● **To do**
(a) In the passage on food access, about how many families swamped the San Antonio food bank?
(b) Please rewrite the passage on food access from "America’s most vulnerable" up to and including "are at stake.", with "economic freeze" changed to "economic shutdown".

::: Exercise text

America’s most vulnerable populations — particularly the poor, the sick and the elderly — faced a daily struggle to get food even before COVID-19. Now their numbers and needs are surging due to the economic freeze even as the virus adds a whole series of logistical challenges around food supply that our society is ill-prepared to meet.
This is the “last mile” food problem that rarely gets talked about but must be solved, because millions of lives are at stake.
Food banks across the country are overwhelmed by a level of demand they weren’t set up to deal with. The scenes this month at a food bank in San Antonio that was swamped by an estimated 10,000 families brought home the scale of the crisis, though versions of that same scenario have played out across the country.
At the same time, any crowding or personal interactions around getting food raise the risk of prolonging and worsening the pandemic. Supermarkets adding “senior hours” to protect the elderly from crowds is a helpful move, but it doesn’t solve the larger problem — vulnerable people who can’t get to the grocery store without public transportation or help from neighbors.

::::::
::: Recorded information

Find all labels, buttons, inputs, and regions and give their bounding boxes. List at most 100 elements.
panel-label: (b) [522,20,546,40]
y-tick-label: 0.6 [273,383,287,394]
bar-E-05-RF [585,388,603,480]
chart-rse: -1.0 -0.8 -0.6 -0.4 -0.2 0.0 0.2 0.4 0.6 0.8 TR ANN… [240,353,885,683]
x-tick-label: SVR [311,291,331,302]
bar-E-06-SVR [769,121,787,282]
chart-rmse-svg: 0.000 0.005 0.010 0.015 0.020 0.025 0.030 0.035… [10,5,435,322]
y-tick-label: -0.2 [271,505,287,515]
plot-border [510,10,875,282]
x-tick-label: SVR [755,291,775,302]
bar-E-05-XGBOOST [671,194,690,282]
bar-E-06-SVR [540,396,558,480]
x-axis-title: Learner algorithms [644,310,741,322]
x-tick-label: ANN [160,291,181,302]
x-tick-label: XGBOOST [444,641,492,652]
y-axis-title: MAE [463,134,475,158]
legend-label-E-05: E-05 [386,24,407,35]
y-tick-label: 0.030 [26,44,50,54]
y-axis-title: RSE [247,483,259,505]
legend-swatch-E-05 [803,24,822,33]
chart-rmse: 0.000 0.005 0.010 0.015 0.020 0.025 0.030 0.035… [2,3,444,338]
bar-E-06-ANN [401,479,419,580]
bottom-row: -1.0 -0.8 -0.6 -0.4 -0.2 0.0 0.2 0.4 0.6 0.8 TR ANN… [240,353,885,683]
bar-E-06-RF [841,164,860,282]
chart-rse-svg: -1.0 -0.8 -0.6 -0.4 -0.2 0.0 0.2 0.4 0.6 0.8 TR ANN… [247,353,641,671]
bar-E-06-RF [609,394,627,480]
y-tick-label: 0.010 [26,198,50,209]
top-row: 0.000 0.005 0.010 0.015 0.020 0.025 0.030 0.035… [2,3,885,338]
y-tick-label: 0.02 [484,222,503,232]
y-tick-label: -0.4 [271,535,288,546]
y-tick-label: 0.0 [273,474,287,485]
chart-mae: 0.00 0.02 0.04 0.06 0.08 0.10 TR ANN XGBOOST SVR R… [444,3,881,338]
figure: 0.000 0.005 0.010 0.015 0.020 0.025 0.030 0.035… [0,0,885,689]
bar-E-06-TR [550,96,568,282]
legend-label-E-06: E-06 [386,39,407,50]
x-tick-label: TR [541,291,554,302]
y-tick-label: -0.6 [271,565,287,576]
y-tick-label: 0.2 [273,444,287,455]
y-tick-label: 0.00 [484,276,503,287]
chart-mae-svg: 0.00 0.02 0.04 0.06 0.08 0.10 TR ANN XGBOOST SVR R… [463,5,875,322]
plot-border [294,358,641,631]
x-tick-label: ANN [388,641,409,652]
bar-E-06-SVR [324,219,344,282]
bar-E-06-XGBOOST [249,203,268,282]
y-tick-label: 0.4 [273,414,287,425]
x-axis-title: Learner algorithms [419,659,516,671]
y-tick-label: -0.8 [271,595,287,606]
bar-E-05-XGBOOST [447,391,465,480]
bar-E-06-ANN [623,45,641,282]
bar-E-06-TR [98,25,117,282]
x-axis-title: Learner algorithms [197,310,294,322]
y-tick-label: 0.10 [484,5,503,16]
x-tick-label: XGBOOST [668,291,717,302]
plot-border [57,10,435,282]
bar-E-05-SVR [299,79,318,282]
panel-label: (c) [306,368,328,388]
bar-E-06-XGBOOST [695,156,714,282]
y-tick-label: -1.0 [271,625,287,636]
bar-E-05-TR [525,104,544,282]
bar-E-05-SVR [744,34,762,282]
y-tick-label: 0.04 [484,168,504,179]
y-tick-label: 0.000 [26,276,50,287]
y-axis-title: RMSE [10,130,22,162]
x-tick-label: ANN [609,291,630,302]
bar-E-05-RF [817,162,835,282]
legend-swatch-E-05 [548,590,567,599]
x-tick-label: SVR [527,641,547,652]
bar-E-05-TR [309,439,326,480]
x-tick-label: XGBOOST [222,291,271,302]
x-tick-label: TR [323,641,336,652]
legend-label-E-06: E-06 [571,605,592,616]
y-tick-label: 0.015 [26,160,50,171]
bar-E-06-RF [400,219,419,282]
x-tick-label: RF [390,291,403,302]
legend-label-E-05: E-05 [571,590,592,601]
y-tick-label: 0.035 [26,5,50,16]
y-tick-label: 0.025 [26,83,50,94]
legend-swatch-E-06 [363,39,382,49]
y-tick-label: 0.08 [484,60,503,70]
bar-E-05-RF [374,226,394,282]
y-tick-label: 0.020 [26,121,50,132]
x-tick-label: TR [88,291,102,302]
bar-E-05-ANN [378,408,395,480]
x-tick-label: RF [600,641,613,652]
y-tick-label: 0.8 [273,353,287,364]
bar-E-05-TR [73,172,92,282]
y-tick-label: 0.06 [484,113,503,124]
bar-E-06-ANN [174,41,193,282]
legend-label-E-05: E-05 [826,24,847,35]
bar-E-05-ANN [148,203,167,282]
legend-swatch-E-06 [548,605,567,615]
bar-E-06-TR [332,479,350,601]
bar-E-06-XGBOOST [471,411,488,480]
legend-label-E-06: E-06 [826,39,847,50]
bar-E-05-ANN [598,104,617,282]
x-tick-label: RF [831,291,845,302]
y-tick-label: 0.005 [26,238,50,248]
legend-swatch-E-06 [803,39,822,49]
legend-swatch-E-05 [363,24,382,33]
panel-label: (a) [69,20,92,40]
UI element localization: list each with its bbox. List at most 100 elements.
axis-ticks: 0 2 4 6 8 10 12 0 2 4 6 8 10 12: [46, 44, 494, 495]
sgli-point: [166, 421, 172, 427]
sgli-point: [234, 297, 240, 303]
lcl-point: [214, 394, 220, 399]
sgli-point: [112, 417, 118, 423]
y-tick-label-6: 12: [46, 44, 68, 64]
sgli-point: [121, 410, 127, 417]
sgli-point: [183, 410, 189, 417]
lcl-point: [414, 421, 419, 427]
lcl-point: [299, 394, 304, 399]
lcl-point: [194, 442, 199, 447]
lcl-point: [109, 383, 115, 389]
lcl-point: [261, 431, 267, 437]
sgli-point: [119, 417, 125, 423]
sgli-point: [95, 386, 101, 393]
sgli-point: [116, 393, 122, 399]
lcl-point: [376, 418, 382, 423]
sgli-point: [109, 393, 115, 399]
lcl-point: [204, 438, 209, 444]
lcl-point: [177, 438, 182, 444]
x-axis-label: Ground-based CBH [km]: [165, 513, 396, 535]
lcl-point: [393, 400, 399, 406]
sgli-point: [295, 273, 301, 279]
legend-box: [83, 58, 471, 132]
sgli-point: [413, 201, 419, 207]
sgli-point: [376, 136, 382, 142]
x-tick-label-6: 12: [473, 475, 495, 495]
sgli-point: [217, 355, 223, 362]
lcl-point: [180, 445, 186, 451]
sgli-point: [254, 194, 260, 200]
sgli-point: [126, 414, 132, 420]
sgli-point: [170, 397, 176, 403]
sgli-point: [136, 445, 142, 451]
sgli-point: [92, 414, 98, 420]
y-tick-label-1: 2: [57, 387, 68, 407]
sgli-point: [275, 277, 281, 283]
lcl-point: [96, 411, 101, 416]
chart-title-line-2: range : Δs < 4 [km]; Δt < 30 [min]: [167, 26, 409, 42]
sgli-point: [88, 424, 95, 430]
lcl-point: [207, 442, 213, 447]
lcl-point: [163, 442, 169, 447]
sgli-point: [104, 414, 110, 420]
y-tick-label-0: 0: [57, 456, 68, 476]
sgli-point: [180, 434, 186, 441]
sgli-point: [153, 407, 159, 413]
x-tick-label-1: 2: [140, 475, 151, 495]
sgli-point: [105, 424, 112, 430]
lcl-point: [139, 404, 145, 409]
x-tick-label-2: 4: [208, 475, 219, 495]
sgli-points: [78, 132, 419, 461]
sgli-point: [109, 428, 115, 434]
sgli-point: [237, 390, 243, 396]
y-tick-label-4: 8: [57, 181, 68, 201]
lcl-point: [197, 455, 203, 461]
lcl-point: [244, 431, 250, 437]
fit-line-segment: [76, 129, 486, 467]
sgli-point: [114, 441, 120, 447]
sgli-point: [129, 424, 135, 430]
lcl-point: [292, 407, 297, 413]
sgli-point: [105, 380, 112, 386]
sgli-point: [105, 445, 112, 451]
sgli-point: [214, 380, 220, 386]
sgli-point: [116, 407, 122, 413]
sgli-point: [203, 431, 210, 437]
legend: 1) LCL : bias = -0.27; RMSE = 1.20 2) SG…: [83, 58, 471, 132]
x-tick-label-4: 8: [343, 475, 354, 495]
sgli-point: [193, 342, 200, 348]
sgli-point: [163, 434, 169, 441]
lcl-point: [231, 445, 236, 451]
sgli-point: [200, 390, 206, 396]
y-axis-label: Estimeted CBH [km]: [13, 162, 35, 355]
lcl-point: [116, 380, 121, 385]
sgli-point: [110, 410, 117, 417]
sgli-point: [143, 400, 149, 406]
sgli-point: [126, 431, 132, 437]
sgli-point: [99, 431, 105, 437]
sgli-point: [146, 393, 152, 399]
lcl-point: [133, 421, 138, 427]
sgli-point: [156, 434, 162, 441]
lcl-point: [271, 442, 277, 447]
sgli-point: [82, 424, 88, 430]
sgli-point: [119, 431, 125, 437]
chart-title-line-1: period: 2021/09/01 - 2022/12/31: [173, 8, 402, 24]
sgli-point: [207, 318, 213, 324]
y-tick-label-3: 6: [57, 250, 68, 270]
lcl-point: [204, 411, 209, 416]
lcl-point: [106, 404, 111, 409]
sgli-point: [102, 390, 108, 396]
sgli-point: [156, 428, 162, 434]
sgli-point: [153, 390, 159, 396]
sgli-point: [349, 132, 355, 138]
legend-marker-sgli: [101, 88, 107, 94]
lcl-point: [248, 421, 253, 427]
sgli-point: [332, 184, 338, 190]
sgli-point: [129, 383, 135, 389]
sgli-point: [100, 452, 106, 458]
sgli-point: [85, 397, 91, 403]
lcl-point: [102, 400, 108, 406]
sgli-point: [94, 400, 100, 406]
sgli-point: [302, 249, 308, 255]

::::::

● **Solutions below**
(a) An estimated 10,000 families.

(b)
America’s most vulnerable populations — particularly the poor, the sick and the elderly — faced a daily struggle to get food even before COVID-19. Now their numbers and needs are surging due to the economic shutdown even as the virus adds a whole series of logistical challenges around food supply that our society is ill-prepared to meet.
This is the “last mile” food problem that rarely gets talked about but must be solved, because millions of lives are at stake.